==== MATERIAL SHOWN ====
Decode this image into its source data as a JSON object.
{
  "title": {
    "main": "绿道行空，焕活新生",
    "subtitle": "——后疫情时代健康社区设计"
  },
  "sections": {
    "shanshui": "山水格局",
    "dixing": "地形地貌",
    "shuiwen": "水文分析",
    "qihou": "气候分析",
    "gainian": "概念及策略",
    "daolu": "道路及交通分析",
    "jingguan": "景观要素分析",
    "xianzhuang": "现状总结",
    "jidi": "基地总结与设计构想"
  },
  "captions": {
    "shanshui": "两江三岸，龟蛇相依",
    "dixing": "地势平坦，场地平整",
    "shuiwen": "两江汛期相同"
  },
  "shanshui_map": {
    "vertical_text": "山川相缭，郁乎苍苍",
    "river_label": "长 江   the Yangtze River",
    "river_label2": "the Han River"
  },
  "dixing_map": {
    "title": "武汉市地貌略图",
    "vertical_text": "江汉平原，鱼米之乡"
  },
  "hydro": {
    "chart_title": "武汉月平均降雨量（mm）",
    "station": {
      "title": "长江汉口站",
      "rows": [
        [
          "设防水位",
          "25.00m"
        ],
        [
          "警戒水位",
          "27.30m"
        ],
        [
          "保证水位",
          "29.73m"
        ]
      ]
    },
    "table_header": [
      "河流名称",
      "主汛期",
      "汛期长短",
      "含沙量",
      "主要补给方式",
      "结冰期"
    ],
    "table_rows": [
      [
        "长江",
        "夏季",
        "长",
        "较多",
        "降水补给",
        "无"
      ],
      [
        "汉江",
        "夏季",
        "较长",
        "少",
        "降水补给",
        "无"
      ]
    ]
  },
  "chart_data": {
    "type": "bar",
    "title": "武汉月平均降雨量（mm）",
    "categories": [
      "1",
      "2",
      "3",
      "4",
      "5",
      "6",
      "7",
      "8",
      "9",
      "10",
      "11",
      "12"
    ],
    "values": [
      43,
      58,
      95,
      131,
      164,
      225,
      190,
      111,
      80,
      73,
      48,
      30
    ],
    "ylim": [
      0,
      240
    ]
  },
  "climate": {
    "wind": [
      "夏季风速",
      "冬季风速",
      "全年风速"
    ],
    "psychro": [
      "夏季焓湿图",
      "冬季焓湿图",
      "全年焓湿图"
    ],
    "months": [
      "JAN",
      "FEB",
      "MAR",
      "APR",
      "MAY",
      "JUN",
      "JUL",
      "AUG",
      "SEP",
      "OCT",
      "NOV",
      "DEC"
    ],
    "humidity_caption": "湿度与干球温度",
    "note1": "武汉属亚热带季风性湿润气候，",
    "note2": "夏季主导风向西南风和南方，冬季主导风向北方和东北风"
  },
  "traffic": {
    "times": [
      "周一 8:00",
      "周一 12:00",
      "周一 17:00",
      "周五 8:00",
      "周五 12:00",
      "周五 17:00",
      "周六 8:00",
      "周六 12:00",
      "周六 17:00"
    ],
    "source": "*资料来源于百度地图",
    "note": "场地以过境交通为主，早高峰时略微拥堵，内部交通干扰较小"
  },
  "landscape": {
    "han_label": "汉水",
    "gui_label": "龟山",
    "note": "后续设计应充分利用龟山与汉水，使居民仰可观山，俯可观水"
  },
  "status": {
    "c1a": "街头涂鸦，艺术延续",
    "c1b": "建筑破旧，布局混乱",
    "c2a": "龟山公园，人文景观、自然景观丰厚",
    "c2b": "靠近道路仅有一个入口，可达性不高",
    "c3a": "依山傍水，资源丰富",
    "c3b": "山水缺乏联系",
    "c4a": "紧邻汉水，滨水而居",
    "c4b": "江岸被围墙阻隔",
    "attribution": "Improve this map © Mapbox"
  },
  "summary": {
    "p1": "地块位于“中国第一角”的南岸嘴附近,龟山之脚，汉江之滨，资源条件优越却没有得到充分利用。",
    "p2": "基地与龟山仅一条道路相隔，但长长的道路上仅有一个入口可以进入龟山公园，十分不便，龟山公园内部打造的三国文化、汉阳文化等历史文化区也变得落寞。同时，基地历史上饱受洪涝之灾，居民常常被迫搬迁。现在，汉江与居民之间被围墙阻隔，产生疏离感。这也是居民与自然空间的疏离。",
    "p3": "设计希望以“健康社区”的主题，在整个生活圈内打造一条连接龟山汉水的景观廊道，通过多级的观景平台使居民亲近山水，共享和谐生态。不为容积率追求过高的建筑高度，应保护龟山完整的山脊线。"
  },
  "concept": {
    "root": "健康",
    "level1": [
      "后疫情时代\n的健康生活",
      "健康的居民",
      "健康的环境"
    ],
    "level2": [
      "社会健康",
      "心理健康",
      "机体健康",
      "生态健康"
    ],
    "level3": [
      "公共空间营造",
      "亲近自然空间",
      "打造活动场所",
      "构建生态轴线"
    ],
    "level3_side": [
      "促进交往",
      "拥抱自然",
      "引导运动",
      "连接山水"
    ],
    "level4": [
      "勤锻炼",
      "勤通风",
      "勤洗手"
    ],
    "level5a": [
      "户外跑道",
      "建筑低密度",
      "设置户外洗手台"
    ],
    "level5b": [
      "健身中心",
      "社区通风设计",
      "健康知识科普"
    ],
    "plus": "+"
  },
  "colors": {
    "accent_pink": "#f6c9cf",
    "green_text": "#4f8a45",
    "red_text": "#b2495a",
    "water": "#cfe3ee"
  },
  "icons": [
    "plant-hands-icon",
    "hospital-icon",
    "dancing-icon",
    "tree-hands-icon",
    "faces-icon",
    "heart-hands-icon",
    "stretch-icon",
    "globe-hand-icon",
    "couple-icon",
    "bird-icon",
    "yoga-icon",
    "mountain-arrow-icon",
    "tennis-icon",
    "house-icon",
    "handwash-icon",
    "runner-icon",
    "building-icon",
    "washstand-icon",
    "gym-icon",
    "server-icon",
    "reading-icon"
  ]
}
====
WHAT YOU HAVE TO DO:
Without changing a word, restate the whole listing.

RESULT OF THE TASK:
Decode this image into its source data as a JSON object.
{
  "title": {
    "main": "绿道行空，焕活新生",
    "subtitle": "——后疫情时代健康社区设计"
  },
  "sections": {
    "shanshui": "山水格局",
    "dixing": "地形地貌",
    "shuiwen": "水文分析",
    "qihou": "气候分析",
    "gainian": "概念及策略",
    "daolu": "道路及交通分析",
    "jingguan": "景观要素分析",
    "xianzhuang": "现状总结",
    "jidi": "基地总结与设计构想"
  },
  "captions": {
    "shanshui": "两江三岸，龟蛇相依",
    "dixing": "地势平坦，场地平整",
    "shuiwen": "两江汛期相同"
  },
  "shanshui_map": {
    "vertical_text": "山川相缭，郁乎苍苍",
    "river_label": "长 江   the Yangtze River",
    "river_label2": "the Han River"
  },
  "dixing_map": {
    "title": "武汉市地貌略图",
    "vertical_text": "江汉平原，鱼米之乡"
  },
  "hydro": {
    "chart_title": "武汉月平均降雨量（mm）",
    "station": {
      "title": "长江汉口站",
      "rows": [
        [
          "设防水位",
          "25.00m"
        ],
        [
          "警戒水位",
          "27.30m"
        ],
        [
          "保证水位",
          "29.73m"
        ]
      ]
    },
    "table_header": [
      "河流名称",
      "主汛期",
      "汛期长短",
      "含沙量",
      "主要补给方式",
      "结冰期"
    ],
    "table_rows": [
      [
        "长江",
        "夏季",
        "长",
        "较多",
        "降水补给",
        "无"
      ],
      [
        "汉江",
        "夏季",
        "较长",
        "少",
        "降水补给",
        "无"
      ]
    ]
  },
  "chart_data": {
    "type": "bar",
    "title": "武汉月平均降雨量（mm）",
    "categories": [
      "1",
      "2",
      "3",
      "4",
      "5",
      "6",
      "7",
      "8",
      "9",
      "10",
      "11",
      "12"
    ],
    "values": [
      43,
      58,
      95,
      131,
      164,
      225,
      190,
      111,
      80,
      73,
      48,
      30
    ],
    "ylim": [
      0,
      240
    ]
  },
  "climate": {
    "wind": [
      "夏季风速",
      "冬季风速",
      "全年风速"
    ],
    "psychro": [
      "夏季焓湿图",
      "冬季焓湿图",
      "全年焓湿图"
    ],
    "months": [
      "JAN",
      "FEB",
      "MAR",
      "APR",
      "MAY",
      "JUN",
      "JUL",
      "AUG",
      "SEP",
      "OCT",
      "NOV",
      "DEC"
    ],
    "humidity_caption": "湿度与干球温度",
    "note1": "武汉属亚热带季风性湿润气候，",
    "note2": "夏季主导风向西南风和南方，冬季主导风向北方和东北风"
  },
  "traffic": {
    "times": [
      "周一 8:00",
      "周一 12:00",
      "周一 17:00",
      "周五 8:00",
      "周五 12:00",
      "周五 17:00",
      "周六 8:00",
      "周六 12:00",
      "周六 17:00"
    ],
    "source": "*资料来源于百度地图",
    "note": "场地以过境交通为主，早高峰时略微拥堵，内部交通干扰较小"
  },
  "landscape": {
    "han_label": "汉水",
    "gui_label": "龟山",
    "note": "后续设计应充分利用龟山与汉水，使居民仰可观山，俯可观水"
  },
  "status": {
    "c1a": "街头涂鸦，艺术延续",
    "c1b": "建筑破旧，布局混乱",
    "c2a": "龟山公园，人文景观、自然景观丰厚",
    "c2b": "靠近道路仅有一个入口，可达性不高",
    "c3a": "依山傍水，资源丰富",
    "c3b": "山水缺乏联系",
    "c4a": "紧邻汉水，滨水而居",
    "c4b": "江岸被围墙阻隔",
    "attribution": "Improve this map © Mapbox"
  },
  "summary": {
    "p1": "地块位于“中国第一角”的南岸嘴附近,龟山之脚，汉江之滨，资源条件优越却没有得到充分利用。",
    "p2": "基地与龟山仅一条道路相隔，但长长的道路上仅有一个入口可以进入龟山公园，十分不便，龟山公园内部打造的三国文化、汉阳文化等历史文化区也变得落寞。同时，基地历史上饱受洪涝之灾，居民常常被迫搬迁。现在，汉江与居民之间被围墙阻隔，产生疏离感。这也是居民与自然空间的疏离。",
    "p3": "设计希望以“健康社区”的主题，在整个生活圈内打造一条连接龟山汉水的景观廊道，通过多级的观景平台使居民亲近山水，共享和谐生态。不为容积率追求过高的建筑高度，应保护龟山完整的山脊线。"
  },
  "concept": {
    "root": "健康",
    "level1": [
      "后疫情时代\n的健康生活",
      "健康的居民",
      "健康的环境"
    ],
    "level2": [
      "社会健康",
      "心理健康",
      "机体健康",
      "生态健康"
    ],
    "level3": [
      "公共空间营造",
      "亲近自然空间",
      "打造活动场所",
      "构建生态轴线"
    ],
    "level3_side": [
      "促进交往",
      "拥抱自然",
      "引导运动",
      "连接山水"
    ],
    "level4": [
      "勤锻炼",
      "勤通风",
      "勤洗手"
    ],
    "level5a": [
      "户外跑道",
      "建筑低密度",
      "设置户外洗手台"
    ],
    "level5b": [
      "健身中心",
      "社区通风设计",
      "健康知识科普"
    ],
    "plus": "+"
  },
  "colors": {
    "accent_pink": "#f6c9cf",
    "green_text": "#4f8a45",
    "red_text": "#b2495a",
    "water": "#cfe3ee"
  },
  "icons": [
    "plant-hands-icon",
    "hospital-icon",
    "dancing-icon",
    "tree-hands-icon",
    "faces-icon",
    "heart-hands-icon",
    "stretch-icon",
    "globe-hand-icon",
    "couple-icon",
    "bird-icon",
    "yoga-icon",
    "mountain-arrow-icon",
    "tennis-icon",
    "house-icon",
    "handwash-icon",
    "runner-icon",
    "building-icon",
    "washstand-icon",
    "gym-icon",
    "server-icon",
    "reading-icon"
  ]
}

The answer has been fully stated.